--- start EXERCISE MATERIALS ---
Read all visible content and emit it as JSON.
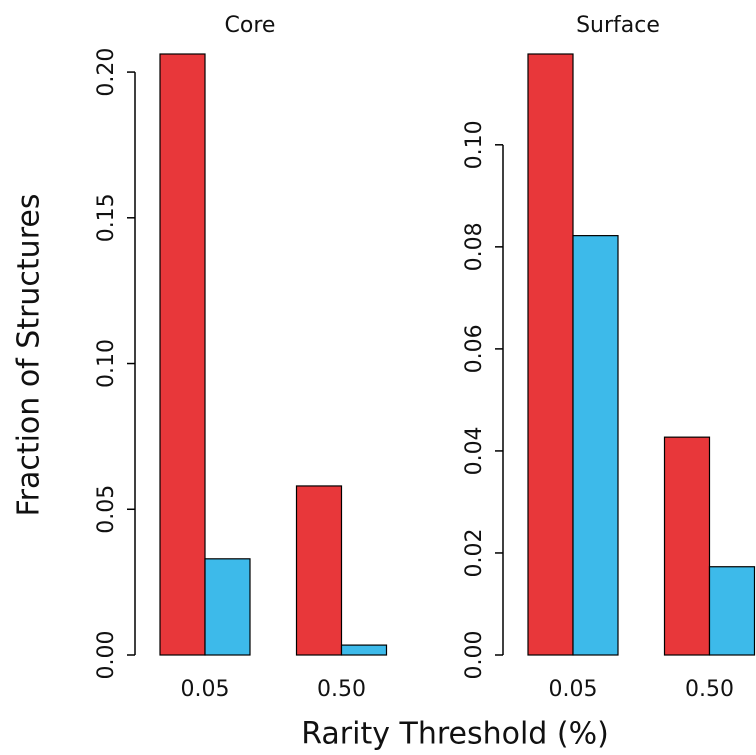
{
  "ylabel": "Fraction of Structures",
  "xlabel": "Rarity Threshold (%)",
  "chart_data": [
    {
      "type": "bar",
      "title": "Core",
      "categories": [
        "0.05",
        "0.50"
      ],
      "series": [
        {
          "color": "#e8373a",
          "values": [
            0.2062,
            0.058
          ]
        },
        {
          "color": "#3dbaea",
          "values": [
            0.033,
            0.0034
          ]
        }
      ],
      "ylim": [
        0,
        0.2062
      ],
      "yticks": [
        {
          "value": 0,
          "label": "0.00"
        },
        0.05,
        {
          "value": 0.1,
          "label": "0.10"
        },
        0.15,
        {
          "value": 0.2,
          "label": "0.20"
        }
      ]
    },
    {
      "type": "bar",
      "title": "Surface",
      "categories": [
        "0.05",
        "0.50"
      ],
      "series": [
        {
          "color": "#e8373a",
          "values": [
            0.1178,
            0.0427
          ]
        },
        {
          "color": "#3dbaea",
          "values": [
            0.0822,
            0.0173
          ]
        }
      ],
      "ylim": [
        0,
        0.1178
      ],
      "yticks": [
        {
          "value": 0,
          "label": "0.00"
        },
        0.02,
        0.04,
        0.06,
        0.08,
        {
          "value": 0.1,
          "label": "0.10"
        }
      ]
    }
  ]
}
--- end EXERCISE MATERIALS ---
• **DIRECTION**: Return each line exactly as written. Any picture gets left out.

• **EXERCISE RESULT**:
Read all visible content and emit it as JSON.
{
  "ylabel": "Fraction of Structures",
  "xlabel": "Rarity Threshold (%)",
  "chart_data": [
    {
      "type": "bar",
      "title": "Core",
      "categories": [
        "0.05",
        "0.50"
      ],
      "series": [
        {
          "color": "#e8373a",
          "values": [
            0.2062,
            0.058
          ]
        },
        {
          "color": "#3dbaea",
          "values": [
            0.033,
            0.0034
          ]
        }
      ],
      "ylim": [
        0,
        0.2062
      ],
      "yticks": [
        {
          "value": 0,
          "label": "0.00"
        },
        0.05,
        {
          "value": 0.1,
          "label": "0.10"
        },
        0.15,
        {
          "value": 0.2,
          "label": "0.20"
        }
      ]
    },
    {
      "type": "bar",
      "title": "Surface",
      "categories": [
        "0.05",
        "0.50"
      ],
      "series": [
        {
          "color": "#e8373a",
          "values": [
            0.1178,
            0.0427
          ]
        },
        {
          "color": "#3dbaea",
          "values": [
            0.0822,
            0.0173
          ]
        }
      ],
      "ylim": [
        0,
        0.1178
      ],
      "yticks": [
        {
          "value": 0,
          "label": "0.00"
        },
        0.02,
        0.04,
        0.06,
        0.08,
        {
          "value": 0.1,
          "label": "0.10"
        }
      ]
    }
  ]
}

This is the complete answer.